Goal of the exercise:
The listing must be reproduced in full, exactly as it stands.

Record extracts:
-- START --

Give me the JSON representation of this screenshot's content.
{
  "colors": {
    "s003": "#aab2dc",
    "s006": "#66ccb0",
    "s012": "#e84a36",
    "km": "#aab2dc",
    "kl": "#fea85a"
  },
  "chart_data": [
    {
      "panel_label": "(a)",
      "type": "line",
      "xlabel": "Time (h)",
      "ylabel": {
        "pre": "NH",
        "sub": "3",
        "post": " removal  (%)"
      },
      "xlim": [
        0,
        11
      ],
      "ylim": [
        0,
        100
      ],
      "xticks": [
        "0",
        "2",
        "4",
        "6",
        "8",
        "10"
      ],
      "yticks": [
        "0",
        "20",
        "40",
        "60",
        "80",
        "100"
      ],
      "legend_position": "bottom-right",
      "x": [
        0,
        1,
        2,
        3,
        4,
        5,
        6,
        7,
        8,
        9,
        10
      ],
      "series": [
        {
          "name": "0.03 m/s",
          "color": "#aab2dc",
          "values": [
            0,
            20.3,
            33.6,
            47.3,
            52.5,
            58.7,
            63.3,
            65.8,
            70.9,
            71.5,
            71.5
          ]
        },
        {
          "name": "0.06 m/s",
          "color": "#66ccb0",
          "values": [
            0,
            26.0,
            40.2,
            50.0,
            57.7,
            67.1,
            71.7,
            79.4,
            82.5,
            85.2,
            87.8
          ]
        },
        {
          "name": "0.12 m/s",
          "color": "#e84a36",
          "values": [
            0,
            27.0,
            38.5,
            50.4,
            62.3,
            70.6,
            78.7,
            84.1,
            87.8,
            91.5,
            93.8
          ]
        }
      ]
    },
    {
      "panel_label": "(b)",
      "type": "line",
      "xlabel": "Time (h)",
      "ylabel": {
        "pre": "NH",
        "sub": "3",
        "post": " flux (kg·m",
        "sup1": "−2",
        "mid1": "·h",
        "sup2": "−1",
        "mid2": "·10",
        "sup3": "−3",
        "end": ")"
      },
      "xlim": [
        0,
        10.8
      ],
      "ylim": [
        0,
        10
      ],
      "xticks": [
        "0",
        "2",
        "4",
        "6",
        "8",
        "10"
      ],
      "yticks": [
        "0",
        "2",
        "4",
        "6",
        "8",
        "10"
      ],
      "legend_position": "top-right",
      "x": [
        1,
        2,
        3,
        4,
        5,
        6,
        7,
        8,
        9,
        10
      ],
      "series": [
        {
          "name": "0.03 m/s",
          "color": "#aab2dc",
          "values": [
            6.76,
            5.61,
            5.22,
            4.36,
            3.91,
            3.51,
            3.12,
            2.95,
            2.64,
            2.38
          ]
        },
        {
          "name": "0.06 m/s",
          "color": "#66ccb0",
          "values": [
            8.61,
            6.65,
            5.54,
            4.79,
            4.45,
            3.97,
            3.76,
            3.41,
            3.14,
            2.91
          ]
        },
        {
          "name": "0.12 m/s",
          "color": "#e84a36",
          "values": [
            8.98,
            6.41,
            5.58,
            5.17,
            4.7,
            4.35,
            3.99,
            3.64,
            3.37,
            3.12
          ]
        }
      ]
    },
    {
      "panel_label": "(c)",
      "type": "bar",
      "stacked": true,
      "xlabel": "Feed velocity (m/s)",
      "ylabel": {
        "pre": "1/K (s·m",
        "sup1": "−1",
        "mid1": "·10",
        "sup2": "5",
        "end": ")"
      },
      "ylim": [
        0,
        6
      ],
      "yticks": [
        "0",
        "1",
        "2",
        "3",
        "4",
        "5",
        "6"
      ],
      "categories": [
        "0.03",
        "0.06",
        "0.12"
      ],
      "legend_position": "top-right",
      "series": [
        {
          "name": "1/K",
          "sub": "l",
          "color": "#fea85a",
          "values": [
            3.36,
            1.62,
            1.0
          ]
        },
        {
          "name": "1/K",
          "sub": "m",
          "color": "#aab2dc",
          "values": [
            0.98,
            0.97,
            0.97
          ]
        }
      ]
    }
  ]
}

-- END --

Exercise answer:
Give me the JSON representation of this screenshot's content.
{
  "colors": {
    "s003": "#aab2dc",
    "s006": "#66ccb0",
    "s012": "#e84a36",
    "km": "#aab2dc",
    "kl": "#fea85a"
  },
  "chart_data": [
    {
      "panel_label": "(a)",
      "type": "line",
      "xlabel": "Time (h)",
      "ylabel": {
        "pre": "NH",
        "sub": "3",
        "post": " removal  (%)"
      },
      "xlim": [
        0,
        11
      ],
      "ylim": [
        0,
        100
      ],
      "xticks": [
        "0",
        "2",
        "4",
        "6",
        "8",
        "10"
      ],
      "yticks": [
        "0",
        "20",
        "40",
        "60",
        "80",
        "100"
      ],
      "legend_position": "bottom-right",
      "x": [
        0,
        1,
        2,
        3,
        4,
        5,
        6,
        7,
        8,
        9,
        10
      ],
      "series": [
        {
          "name": "0.03 m/s",
          "color": "#aab2dc",
          "values": [
            0,
            20.3,
            33.6,
            47.3,
            52.5,
            58.7,
            63.3,
            65.8,
            70.9,
            71.5,
            71.5
          ]
        },
        {
          "name": "0.06 m/s",
          "color": "#66ccb0",
          "values": [
            0,
            26.0,
            40.2,
            50.0,
            57.7,
            67.1,
            71.7,
            79.4,
            82.5,
            85.2,
            87.8
          ]
        },
        {
          "name": "0.12 m/s",
          "color": "#e84a36",
          "values": [
            0,
            27.0,
            38.5,
            50.4,
            62.3,
            70.6,
            78.7,
            84.1,
            87.8,
            91.5,
            93.8
          ]
        }
      ]
    },
    {
      "panel_label": "(b)",
      "type": "line",
      "xlabel": "Time (h)",
      "ylabel": {
        "pre": "NH",
        "sub": "3",
        "post": " flux (kg·m",
        "sup1": "−2",
        "mid1": "·h",
        "sup2": "−1",
        "mid2": "·10",
        "sup3": "−3",
        "end": ")"
      },
      "xlim": [
        0,
        10.8
      ],
      "ylim": [
        0,
        10
      ],
      "xticks": [
        "0",
        "2",
        "4",
        "6",
        "8",
        "10"
      ],
      "yticks": [
        "0",
        "2",
        "4",
        "6",
        "8",
        "10"
      ],
      "legend_position": "top-right",
      "x": [
        1,
        2,
        3,
        4,
        5,
        6,
        7,
        8,
        9,
        10
      ],
      "series": [
        {
          "name": "0.03 m/s",
          "color": "#aab2dc",
          "values": [
            6.76,
            5.61,
            5.22,
            4.36,
            3.91,
            3.51,
            3.12,
            2.95,
            2.64,
            2.38
          ]
        },
        {
          "name": "0.06 m/s",
          "color": "#66ccb0",
          "values": [
            8.61,
            6.65,
            5.54,
            4.79,
            4.45,
            3.97,
            3.76,
            3.41,
            3.14,
            2.91
          ]
        },
        {
          "name": "0.12 m/s",
          "color": "#e84a36",
          "values": [
            8.98,
            6.41,
            5.58,
            5.17,
            4.7,
            4.35,
            3.99,
            3.64,
            3.37,
            3.12
          ]
        }
      ]
    },
    {
      "panel_label": "(c)",
      "type": "bar",
      "stacked": true,
      "xlabel": "Feed velocity (m/s)",
      "ylabel": {
        "pre": "1/K (s·m",
        "sup1": "−1",
        "mid1": "·10",
        "sup2": "5",
        "end": ")"
      },
      "ylim": [
        0,
        6
      ],
      "yticks": [
        "0",
        "1",
        "2",
        "3",
        "4",
        "5",
        "6"
      ],
      "categories": [
        "0.03",
        "0.06",
        "0.12"
      ],
      "legend_position": "top-right",
      "series": [
        {
          "name": "1/K",
          "sub": "l",
          "color": "#fea85a",
          "values": [
            3.36,
            1.62,
            1.0
          ]
        },
        {
          "name": "1/K",
          "sub": "m",
          "color": "#aab2dc",
          "values": [
            0.98,
            0.97,
            0.97
          ]
        }
      ]
    }
  ]
}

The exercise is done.